Extracted data entries
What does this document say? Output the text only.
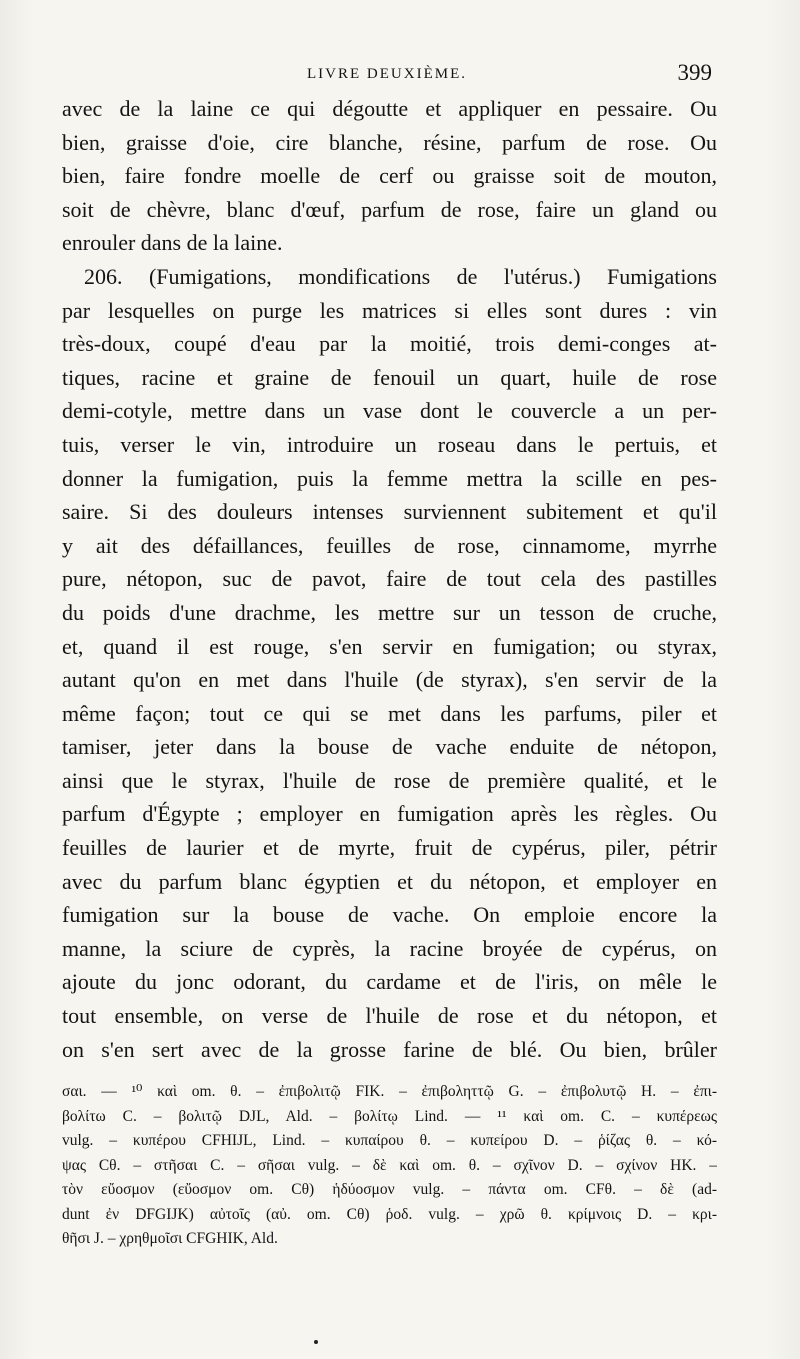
LIVRE DEUXIÈME.	399
avec de la laine ce qui dégoutte et appliquer en pessaire. Ou
bien, graisse d'oie, cire blanche, résine, parfum de rose. Ou
bien, faire fondre moelle de cerf ou graisse soit de mouton,
soit de chèvre, blanc d'œuf, parfum de rose, faire un gland ou
enrouler dans de la laine.
206. (Fumigations, mondifications de l'utérus.) Fumigations
par lesquelles on purge les matrices si elles sont dures : vin
très-doux, coupé d'eau par la moitié, trois demi-conges at-
tiques, racine et graine de fenouil un quart, huile de rose
demi-cotyle, mettre dans un vase dont le couvercle a un per-
tuis, verser le vin, introduire un roseau dans le pertuis, et
donner la fumigation, puis la femme mettra la scille en pes-
saire. Si des douleurs intenses surviennent subitement et qu'il
y ait des défaillances, feuilles de rose, cinnamome, myrrhe
pure, nétopon, suc de pavot, faire de tout cela des pastilles
du poids d'une drachme, les mettre sur un tesson de cruche,
et, quand il est rouge, s'en servir en fumigation; ou styrax,
autant qu'on en met dans l'huile (de styrax), s'en servir de la
même façon; tout ce qui se met dans les parfums, piler et
tamiser, jeter dans la bouse de vache enduite de nétopon,
ainsi que le styrax, l'huile de rose de première qualité, et le
parfum d'Égypte ; employer en fumigation après les règles. Ou
feuilles de laurier et de myrte, fruit de cypérus, piler, pétrir
avec du parfum blanc égyptien et du nétopon, et employer en
fumigation sur la bouse de vache. On emploie encore la
manne, la sciure de cyprès, la racine broyée de cypérus, on
ajoute du jonc odorant, du cardame et de l'iris, on mêle le
tout ensemble, on verse de l'huile de rose et du nétopon, et
on s'en sert avec de la grosse farine de blé. Ou bien, brûler
σαι. — ¹⁰ καὶ om. θ. – ἐπιβολιτῷ FIK. – ἐπιβοληττῷ G. – ἐπιβολυτῷ H. – ἐπι-
βολίτω C. – βολιτῷ DJL, Ald. – βολίτῳ Lind. — ¹¹ καὶ om. C. – κυπέρεως
vulg. – κυπέρου CFHIJL, Lind. – κυπαίρου θ. – κυπείρου D. – ῥίζας θ. – κό-
ψας Cθ. – στῆσαι C. – σῆσαι vulg. – δὲ καὶ om. θ. – σχῖνον D. – σχίνον HK. –
τὸν εὔοσμον (εὔοσμον om. Cθ) ἡδύοσμον vulg. – πάντα om. CFθ. – δὲ (ad-
dunt ἐν DFGIJK) αὐτοῖς (αὐ. om. Cθ) ῥοδ. vulg. – χρῶ θ. κρίμνοις D. – κρι-
θῆσι J. – χρηθμοῖσι CFGHIK, Ald.
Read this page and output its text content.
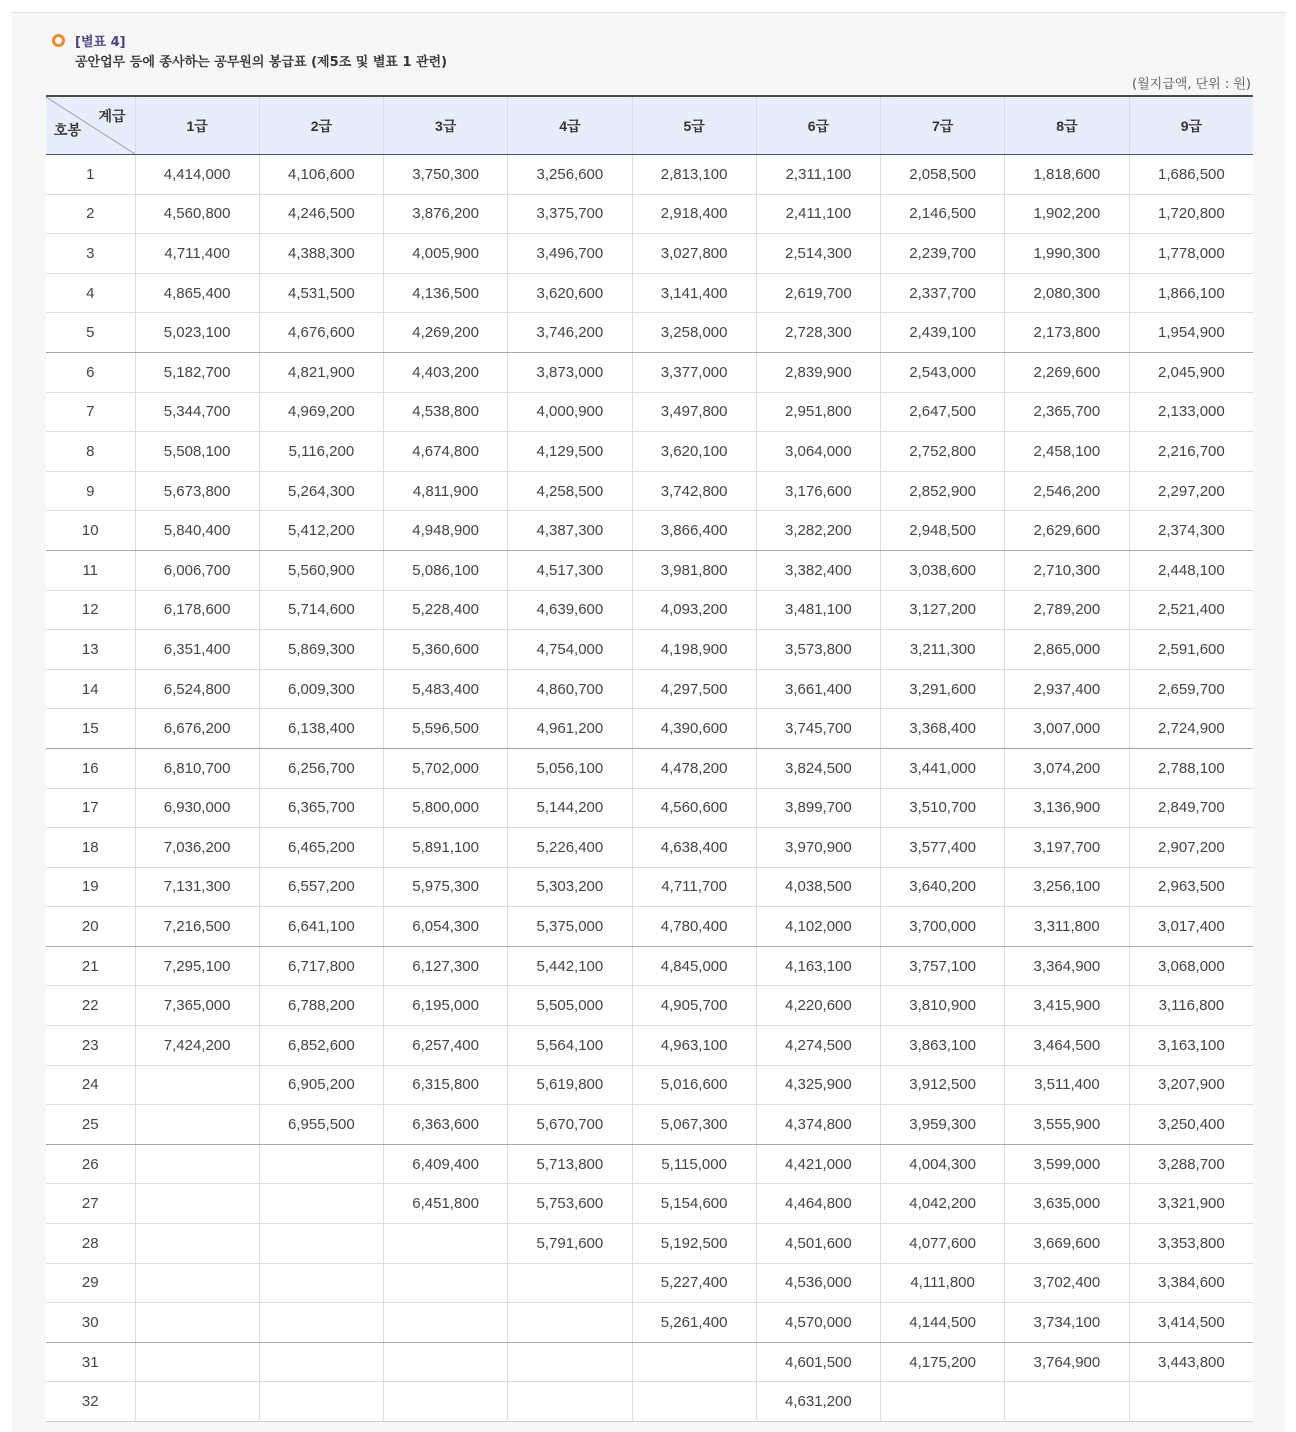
[별표 4]
공안업무 등에 종사하는 공무원의 봉급표 (제5조 및 별표 1 관련)
(월지급액, 단위 : 원)
계급
호봉	1급	2급	3급	4급	5급	6급	7급	8급	9급
1	4,414,000	4,106,600	3,750,300	3,256,600	2,813,100	2,311,100	2,058,500	1,818,600	1,686,500
2	4,560,800	4,246,500	3,876,200	3,375,700	2,918,400	2,411,100	2,146,500	1,902,200	1,720,800
3	4,711,400	4,388,300	4,005,900	3,496,700	3,027,800	2,514,300	2,239,700	1,990,300	1,778,000
4	4,865,400	4,531,500	4,136,500	3,620,600	3,141,400	2,619,700	2,337,700	2,080,300	1,866,100
5	5,023,100	4,676,600	4,269,200	3,746,200	3,258,000	2,728,300	2,439,100	2,173,800	1,954,900
6	5,182,700	4,821,900	4,403,200	3,873,000	3,377,000	2,839,900	2,543,000	2,269,600	2,045,900
7	5,344,700	4,969,200	4,538,800	4,000,900	3,497,800	2,951,800	2,647,500	2,365,700	2,133,000
8	5,508,100	5,116,200	4,674,800	4,129,500	3,620,100	3,064,000	2,752,800	2,458,100	2,216,700
9	5,673,800	5,264,300	4,811,900	4,258,500	3,742,800	3,176,600	2,852,900	2,546,200	2,297,200
10	5,840,400	5,412,200	4,948,900	4,387,300	3,866,400	3,282,200	2,948,500	2,629,600	2,374,300
11	6,006,700	5,560,900	5,086,100	4,517,300	3,981,800	3,382,400	3,038,600	2,710,300	2,448,100
12	6,178,600	5,714,600	5,228,400	4,639,600	4,093,200	3,481,100	3,127,200	2,789,200	2,521,400
13	6,351,400	5,869,300	5,360,600	4,754,000	4,198,900	3,573,800	3,211,300	2,865,000	2,591,600
14	6,524,800	6,009,300	5,483,400	4,860,700	4,297,500	3,661,400	3,291,600	2,937,400	2,659,700
15	6,676,200	6,138,400	5,596,500	4,961,200	4,390,600	3,745,700	3,368,400	3,007,000	2,724,900
16	6,810,700	6,256,700	5,702,000	5,056,100	4,478,200	3,824,500	3,441,000	3,074,200	2,788,100
17	6,930,000	6,365,700	5,800,000	5,144,200	4,560,600	3,899,700	3,510,700	3,136,900	2,849,700
18	7,036,200	6,465,200	5,891,100	5,226,400	4,638,400	3,970,900	3,577,400	3,197,700	2,907,200
19	7,131,300	6,557,200	5,975,300	5,303,200	4,711,700	4,038,500	3,640,200	3,256,100	2,963,500
20	7,216,500	6,641,100	6,054,300	5,375,000	4,780,400	4,102,000	3,700,000	3,311,800	3,017,400
21	7,295,100	6,717,800	6,127,300	5,442,100	4,845,000	4,163,100	3,757,100	3,364,900	3,068,000
22	7,365,000	6,788,200	6,195,000	5,505,000	4,905,700	4,220,600	3,810,900	3,415,900	3,116,800
23	7,424,200	6,852,600	6,257,400	5,564,100	4,963,100	4,274,500	3,863,100	3,464,500	3,163,100
24		6,905,200	6,315,800	5,619,800	5,016,600	4,325,900	3,912,500	3,511,400	3,207,900
25		6,955,500	6,363,600	5,670,700	5,067,300	4,374,800	3,959,300	3,555,900	3,250,400
26			6,409,400	5,713,800	5,115,000	4,421,000	4,004,300	3,599,000	3,288,700
27			6,451,800	5,753,600	5,154,600	4,464,800	4,042,200	3,635,000	3,321,900
28				5,791,600	5,192,500	4,501,600	4,077,600	3,669,600	3,353,800
29					5,227,400	4,536,000	4,111,800	3,702,400	3,384,600
30					5,261,400	4,570,000	4,144,500	3,734,100	3,414,500
31						4,601,500	4,175,200	3,764,900	3,443,800
32						4,631,200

**Problem description:**
Output an exact copy of the material, with the pictures removed.

**Exercise answer:**
What does this document say? Output the text only.
LIVRE DEUXIÈME.	399
avec de la laine ce qui dégoutte et appliquer en pessaire. Ou
bien, graisse d'oie, cire blanche, résine, parfum de rose. Ou
bien, faire fondre moelle de cerf ou graisse soit de mouton,
soit de chèvre, blanc d'œuf, parfum de rose, faire un gland ou
enrouler dans de la laine.
206. (Fumigations, mondifications de l'utérus.) Fumigations
par lesquelles on purge les matrices si elles sont dures : vin
très-doux, coupé d'eau par la moitié, trois demi-conges at-
tiques, racine et graine de fenouil un quart, huile de rose
demi-cotyle, mettre dans un vase dont le couvercle a un per-
tuis, verser le vin, introduire un roseau dans le pertuis, et
donner la fumigation, puis la femme mettra la scille en pes-
saire. Si des douleurs intenses surviennent subitement et qu'il
y ait des défaillances, feuilles de rose, cinnamome, myrrhe
pure, nétopon, suc de pavot, faire de tout cela des pastilles
du poids d'une drachme, les mettre sur un tesson de cruche,
et, quand il est rouge, s'en servir en fumigation; ou styrax,
autant qu'on en met dans l'huile (de styrax), s'en servir de la
même façon; tout ce qui se met dans les parfums, piler et
tamiser, jeter dans la bouse de vache enduite de nétopon,
ainsi que le styrax, l'huile de rose de première qualité, et le
parfum d'Égypte ; employer en fumigation après les règles. Ou
feuilles de laurier et de myrte, fruit de cypérus, piler, pétrir
avec du parfum blanc égyptien et du nétopon, et employer en
fumigation sur la bouse de vache. On emploie encore la
manne, la sciure de cyprès, la racine broyée de cypérus, on
ajoute du jonc odorant, du cardame et de l'iris, on mêle le
tout ensemble, on verse de l'huile de rose et du nétopon, et
on s'en sert avec de la grosse farine de blé. Ou bien, brûler
σαι. — ¹⁰ καὶ om. θ. – ἐπιβολιτῷ FIK. – ἐπιβοληττῷ G. – ἐπιβολυτῷ H. – ἐπι-
βολίτω C. – βολιτῷ DJL, Ald. – βολίτῳ Lind. — ¹¹ καὶ om. C. – κυπέρεως
vulg. – κυπέρου CFHIJL, Lind. – κυπαίρου θ. – κυπείρου D. – ῥίζας θ. – κό-
ψας Cθ. – στῆσαι C. – σῆσαι vulg. – δὲ καὶ om. θ. – σχῖνον D. – σχίνον HK. –
τὸν εὔοσμον (εὔοσμον om. Cθ) ἡδύοσμον vulg. – πάντα om. CFθ. – δὲ (ad-
dunt ἐν DFGIJK) αὐτοῖς (αὐ. om. Cθ) ῥοδ. vulg. – χρῶ θ. κρίμνοις D. – κρι-
θῆσι J. – χρηθμοῖσι CFGHIK, Ald.
Read this page and output its text content.
[별표 4]
공안업무 등에 종사하는 공무원의 봉급표 (제5조 및 별표 1 관련)
(월지급액, 단위 : 원)
계급
호봉	1급	2급	3급	4급	5급	6급	7급	8급	9급
1	4,414,000	4,106,600	3,750,300	3,256,600	2,813,100	2,311,100	2,058,500	1,818,600	1,686,500
2	4,560,800	4,246,500	3,876,200	3,375,700	2,918,400	2,411,100	2,146,500	1,902,200	1,720,800
3	4,711,400	4,388,300	4,005,900	3,496,700	3,027,800	2,514,300	2,239,700	1,990,300	1,778,000
4	4,865,400	4,531,500	4,136,500	3,620,600	3,141,400	2,619,700	2,337,700	2,080,300	1,866,100
5	5,023,100	4,676,600	4,269,200	3,746,200	3,258,000	2,728,300	2,439,100	2,173,800	1,954,900
6	5,182,700	4,821,900	4,403,200	3,873,000	3,377,000	2,839,900	2,543,000	2,269,600	2,045,900
7	5,344,700	4,969,200	4,538,800	4,000,900	3,497,800	2,951,800	2,647,500	2,365,700	2,133,000
8	5,508,100	5,116,200	4,674,800	4,129,500	3,620,100	3,064,000	2,752,800	2,458,100	2,216,700
9	5,673,800	5,264,300	4,811,900	4,258,500	3,742,800	3,176,600	2,852,900	2,546,200	2,297,200
10	5,840,400	5,412,200	4,948,900	4,387,300	3,866,400	3,282,200	2,948,500	2,629,600	2,374,300
11	6,006,700	5,560,900	5,086,100	4,517,300	3,981,800	3,382,400	3,038,600	2,710,300	2,448,100
12	6,178,600	5,714,600	5,228,400	4,639,600	4,093,200	3,481,100	3,127,200	2,789,200	2,521,400
13	6,351,400	5,869,300	5,360,600	4,754,000	4,198,900	3,573,800	3,211,300	2,865,000	2,591,600
14	6,524,800	6,009,300	5,483,400	4,860,700	4,297,500	3,661,400	3,291,600	2,937,400	2,659,700
15	6,676,200	6,138,400	5,596,500	4,961,200	4,390,600	3,745,700	3,368,400	3,007,000	2,724,900
16	6,810,700	6,256,700	5,702,000	5,056,100	4,478,200	3,824,500	3,441,000	3,074,200	2,788,100
17	6,930,000	6,365,700	5,800,000	5,144,200	4,560,600	3,899,700	3,510,700	3,136,900	2,849,700
18	7,036,200	6,465,200	5,891,100	5,226,400	4,638,400	3,970,900	3,577,400	3,197,700	2,907,200
19	7,131,300	6,557,200	5,975,300	5,303,200	4,711,700	4,038,500	3,640,200	3,256,100	2,963,500
20	7,216,500	6,641,100	6,054,300	5,375,000	4,780,400	4,102,000	3,700,000	3,311,800	3,017,400
21	7,295,100	6,717,800	6,127,300	5,442,100	4,845,000	4,163,100	3,757,100	3,364,900	3,068,000
22	7,365,000	6,788,200	6,195,000	5,505,000	4,905,700	4,220,600	3,810,900	3,415,900	3,116,800
23	7,424,200	6,852,600	6,257,400	5,564,100	4,963,100	4,274,500	3,863,100	3,464,500	3,163,100
24		6,905,200	6,315,800	5,619,800	5,016,600	4,325,900	3,912,500	3,511,400	3,207,900
25		6,955,500	6,363,600	5,670,700	5,067,300	4,374,800	3,959,300	3,555,900	3,250,400
26			6,409,400	5,713,800	5,115,000	4,421,000	4,004,300	3,599,000	3,288,700
27			6,451,800	5,753,600	5,154,600	4,464,800	4,042,200	3,635,000	3,321,900
28				5,791,600	5,192,500	4,501,600	4,077,600	3,669,600	3,353,800
29					5,227,400	4,536,000	4,111,800	3,702,400	3,384,600
30					5,261,400	4,570,000	4,144,500	3,734,100	3,414,500
31						4,601,500	4,175,200	3,764,900	3,443,800
32						4,631,200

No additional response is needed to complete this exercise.